- _Task brief_:
Restate the full set of records exactly, without adding or dropping a word.

— Start of Data provided —

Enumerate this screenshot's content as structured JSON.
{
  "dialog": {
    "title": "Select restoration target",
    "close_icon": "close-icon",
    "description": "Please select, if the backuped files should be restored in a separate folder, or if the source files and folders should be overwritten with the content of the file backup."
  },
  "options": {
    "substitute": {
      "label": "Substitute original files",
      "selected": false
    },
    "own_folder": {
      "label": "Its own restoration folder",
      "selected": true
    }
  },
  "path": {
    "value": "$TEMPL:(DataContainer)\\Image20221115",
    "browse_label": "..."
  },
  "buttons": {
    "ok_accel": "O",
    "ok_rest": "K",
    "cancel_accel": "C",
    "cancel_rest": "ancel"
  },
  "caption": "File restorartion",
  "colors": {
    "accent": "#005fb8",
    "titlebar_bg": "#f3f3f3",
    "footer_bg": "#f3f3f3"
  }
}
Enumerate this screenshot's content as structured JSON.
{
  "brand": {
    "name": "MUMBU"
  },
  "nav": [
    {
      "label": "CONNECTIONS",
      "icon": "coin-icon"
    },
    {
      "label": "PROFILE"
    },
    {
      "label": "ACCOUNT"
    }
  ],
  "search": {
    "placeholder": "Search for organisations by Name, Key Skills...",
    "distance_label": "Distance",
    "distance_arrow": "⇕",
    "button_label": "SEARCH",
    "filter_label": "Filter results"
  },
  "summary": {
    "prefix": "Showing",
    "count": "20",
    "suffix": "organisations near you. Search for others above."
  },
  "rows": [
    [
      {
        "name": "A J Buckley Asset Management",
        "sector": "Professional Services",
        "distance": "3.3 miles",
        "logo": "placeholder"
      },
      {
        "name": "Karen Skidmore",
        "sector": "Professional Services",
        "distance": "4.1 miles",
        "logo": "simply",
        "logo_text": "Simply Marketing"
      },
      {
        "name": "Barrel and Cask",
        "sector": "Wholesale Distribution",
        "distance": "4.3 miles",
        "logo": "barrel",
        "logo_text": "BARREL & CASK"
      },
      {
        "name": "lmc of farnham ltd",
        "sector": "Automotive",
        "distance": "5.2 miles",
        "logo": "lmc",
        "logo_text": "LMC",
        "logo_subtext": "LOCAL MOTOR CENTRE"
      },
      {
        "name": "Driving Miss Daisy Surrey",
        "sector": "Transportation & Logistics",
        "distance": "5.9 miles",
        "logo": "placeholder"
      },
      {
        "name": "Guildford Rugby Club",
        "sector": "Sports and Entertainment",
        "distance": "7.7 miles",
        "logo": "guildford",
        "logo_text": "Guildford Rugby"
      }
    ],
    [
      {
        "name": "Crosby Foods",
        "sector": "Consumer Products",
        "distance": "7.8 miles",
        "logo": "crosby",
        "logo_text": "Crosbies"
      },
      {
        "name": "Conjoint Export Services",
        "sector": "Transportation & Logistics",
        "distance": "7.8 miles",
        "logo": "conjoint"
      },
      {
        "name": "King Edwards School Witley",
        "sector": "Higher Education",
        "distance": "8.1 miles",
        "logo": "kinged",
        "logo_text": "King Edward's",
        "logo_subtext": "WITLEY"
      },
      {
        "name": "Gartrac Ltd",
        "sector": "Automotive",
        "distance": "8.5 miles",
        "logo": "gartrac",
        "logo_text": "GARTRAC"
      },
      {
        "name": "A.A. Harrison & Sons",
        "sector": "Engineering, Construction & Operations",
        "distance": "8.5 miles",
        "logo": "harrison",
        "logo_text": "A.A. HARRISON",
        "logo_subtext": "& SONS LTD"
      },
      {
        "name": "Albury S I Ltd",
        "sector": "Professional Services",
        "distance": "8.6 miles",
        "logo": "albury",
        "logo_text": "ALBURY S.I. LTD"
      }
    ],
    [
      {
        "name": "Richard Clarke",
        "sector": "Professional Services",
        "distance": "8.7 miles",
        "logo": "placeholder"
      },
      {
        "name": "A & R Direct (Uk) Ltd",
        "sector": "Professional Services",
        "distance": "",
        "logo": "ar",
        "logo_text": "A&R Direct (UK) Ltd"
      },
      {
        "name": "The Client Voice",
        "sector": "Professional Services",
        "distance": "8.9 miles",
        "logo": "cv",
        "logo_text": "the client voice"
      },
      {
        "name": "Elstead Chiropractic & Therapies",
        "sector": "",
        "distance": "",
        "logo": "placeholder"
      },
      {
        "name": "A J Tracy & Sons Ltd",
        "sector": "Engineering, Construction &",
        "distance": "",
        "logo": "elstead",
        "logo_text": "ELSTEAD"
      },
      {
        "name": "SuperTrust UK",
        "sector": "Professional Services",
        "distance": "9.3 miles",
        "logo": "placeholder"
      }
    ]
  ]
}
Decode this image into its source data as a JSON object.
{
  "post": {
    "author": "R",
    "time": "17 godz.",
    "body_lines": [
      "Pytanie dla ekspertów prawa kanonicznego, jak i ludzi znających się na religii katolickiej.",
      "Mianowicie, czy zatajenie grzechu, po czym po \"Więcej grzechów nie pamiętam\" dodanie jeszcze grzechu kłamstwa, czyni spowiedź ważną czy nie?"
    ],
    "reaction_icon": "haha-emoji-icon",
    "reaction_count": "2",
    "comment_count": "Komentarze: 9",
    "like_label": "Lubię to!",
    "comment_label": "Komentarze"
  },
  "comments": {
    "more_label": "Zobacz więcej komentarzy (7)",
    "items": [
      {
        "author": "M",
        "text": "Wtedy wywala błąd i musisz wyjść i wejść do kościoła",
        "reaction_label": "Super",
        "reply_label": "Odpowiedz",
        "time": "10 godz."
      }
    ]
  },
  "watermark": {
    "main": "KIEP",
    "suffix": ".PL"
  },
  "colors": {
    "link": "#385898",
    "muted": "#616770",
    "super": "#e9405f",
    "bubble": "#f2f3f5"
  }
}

— End of Data provided —

- _Exercise output_:
Enumerate this screenshot's content as structured JSON.
{
  "dialog": {
    "title": "Select restoration target",
    "close_icon": "close-icon",
    "description": "Please select, if the backuped files should be restored in a separate folder, or if the source files and folders should be overwritten with the content of the file backup."
  },
  "options": {
    "substitute": {
      "label": "Substitute original files",
      "selected": false
    },
    "own_folder": {
      "label": "Its own restoration folder",
      "selected": true
    }
  },
  "path": {
    "value": "$TEMPL:(DataContainer)\\Image20221115",
    "browse_label": "..."
  },
  "buttons": {
    "ok_accel": "O",
    "ok_rest": "K",
    "cancel_accel": "C",
    "cancel_rest": "ancel"
  },
  "caption": "File restorartion",
  "colors": {
    "accent": "#005fb8",
    "titlebar_bg": "#f3f3f3",
    "footer_bg": "#f3f3f3"
  }
}
Enumerate this screenshot's content as structured JSON.
{
  "brand": {
    "name": "MUMBU"
  },
  "nav": [
    {
      "label": "CONNECTIONS",
      "icon": "coin-icon"
    },
    {
      "label": "PROFILE"
    },
    {
      "label": "ACCOUNT"
    }
  ],
  "search": {
    "placeholder": "Search for organisations by Name, Key Skills...",
    "distance_label": "Distance",
    "distance_arrow": "⇕",
    "button_label": "SEARCH",
    "filter_label": "Filter results"
  },
  "summary": {
    "prefix": "Showing",
    "count": "20",
    "suffix": "organisations near you. Search for others above."
  },
  "rows": [
    [
      {
        "name": "A J Buckley Asset Management",
        "sector": "Professional Services",
        "distance": "3.3 miles",
        "logo": "placeholder"
      },
      {
        "name": "Karen Skidmore",
        "sector": "Professional Services",
        "distance": "4.1 miles",
        "logo": "simply",
        "logo_text": "Simply Marketing"
      },
      {
        "name": "Barrel and Cask",
        "sector": "Wholesale Distribution",
        "distance": "4.3 miles",
        "logo": "barrel",
        "logo_text": "BARREL & CASK"
      },
      {
        "name": "lmc of farnham ltd",
        "sector": "Automotive",
        "distance": "5.2 miles",
        "logo": "lmc",
        "logo_text": "LMC",
        "logo_subtext": "LOCAL MOTOR CENTRE"
      },
      {
        "name": "Driving Miss Daisy Surrey",
        "sector": "Transportation & Logistics",
        "distance": "5.9 miles",
        "logo": "placeholder"
      },
      {
        "name": "Guildford Rugby Club",
        "sector": "Sports and Entertainment",
        "distance": "7.7 miles",
        "logo": "guildford",
        "logo_text": "Guildford Rugby"
      }
    ],
    [
      {
        "name": "Crosby Foods",
        "sector": "Consumer Products",
        "distance": "7.8 miles",
        "logo": "crosby",
        "logo_text": "Crosbies"
      },
      {
        "name": "Conjoint Export Services",
        "sector": "Transportation & Logistics",
        "distance": "7.8 miles",
        "logo": "conjoint"
      },
      {
        "name": "King Edwards School Witley",
        "sector": "Higher Education",
        "distance": "8.1 miles",
        "logo": "kinged",
        "logo_text": "King Edward's",
        "logo_subtext": "WITLEY"
      },
      {
        "name": "Gartrac Ltd",
        "sector": "Automotive",
        "distance": "8.5 miles",
        "logo": "gartrac",
        "logo_text": "GARTRAC"
      },
      {
        "name": "A.A. Harrison & Sons",
        "sector": "Engineering, Construction & Operations",
        "distance": "8.5 miles",
        "logo": "harrison",
        "logo_text": "A.A. HARRISON",
        "logo_subtext": "& SONS LTD"
      },
      {
        "name": "Albury S I Ltd",
        "sector": "Professional Services",
        "distance": "8.6 miles",
        "logo": "albury",
        "logo_text": "ALBURY S.I. LTD"
      }
    ],
    [
      {
        "name": "Richard Clarke",
        "sector": "Professional Services",
        "distance": "8.7 miles",
        "logo": "placeholder"
      },
      {
        "name": "A & R Direct (Uk) Ltd",
        "sector": "Professional Services",
        "distance": "",
        "logo": "ar",
        "logo_text": "A&R Direct (UK) Ltd"
      },
      {
        "name": "The Client Voice",
        "sector": "Professional Services",
        "distance": "8.9 miles",
        "logo": "cv",
        "logo_text": "the client voice"
      },
      {
        "name": "Elstead Chiropractic & Therapies",
        "sector": "",
        "distance": "",
        "logo": "placeholder"
      },
      {
        "name": "A J Tracy & Sons Ltd",
        "sector": "Engineering, Construction &",
        "distance": "",
        "logo": "elstead",
        "logo_text": "ELSTEAD"
      },
      {
        "name": "SuperTrust UK",
        "sector": "Professional Services",
        "distance": "9.3 miles",
        "logo": "placeholder"
      }
    ]
  ]
}
Decode this image into its source data as a JSON object.
{
  "post": {
    "author": "R",
    "time": "17 godz.",
    "body_lines": [
      "Pytanie dla ekspertów prawa kanonicznego, jak i ludzi znających się na religii katolickiej.",
      "Mianowicie, czy zatajenie grzechu, po czym po \"Więcej grzechów nie pamiętam\" dodanie jeszcze grzechu kłamstwa, czyni spowiedź ważną czy nie?"
    ],
    "reaction_icon": "haha-emoji-icon",
    "reaction_count": "2",
    "comment_count": "Komentarze: 9",
    "like_label": "Lubię to!",
    "comment_label": "Komentarze"
  },
  "comments": {
    "more_label": "Zobacz więcej komentarzy (7)",
    "items": [
      {
        "author": "M",
        "text": "Wtedy wywala błąd i musisz wyjść i wejść do kościoła",
        "reaction_label": "Super",
        "reply_label": "Odpowiedz",
        "time": "10 godz."
      }
    ]
  },
  "watermark": {
    "main": "KIEP",
    "suffix": ".PL"
  },
  "colors": {
    "link": "#385898",
    "muted": "#616770",
    "super": "#e9405f",
    "bubble": "#f2f3f5"
  }
}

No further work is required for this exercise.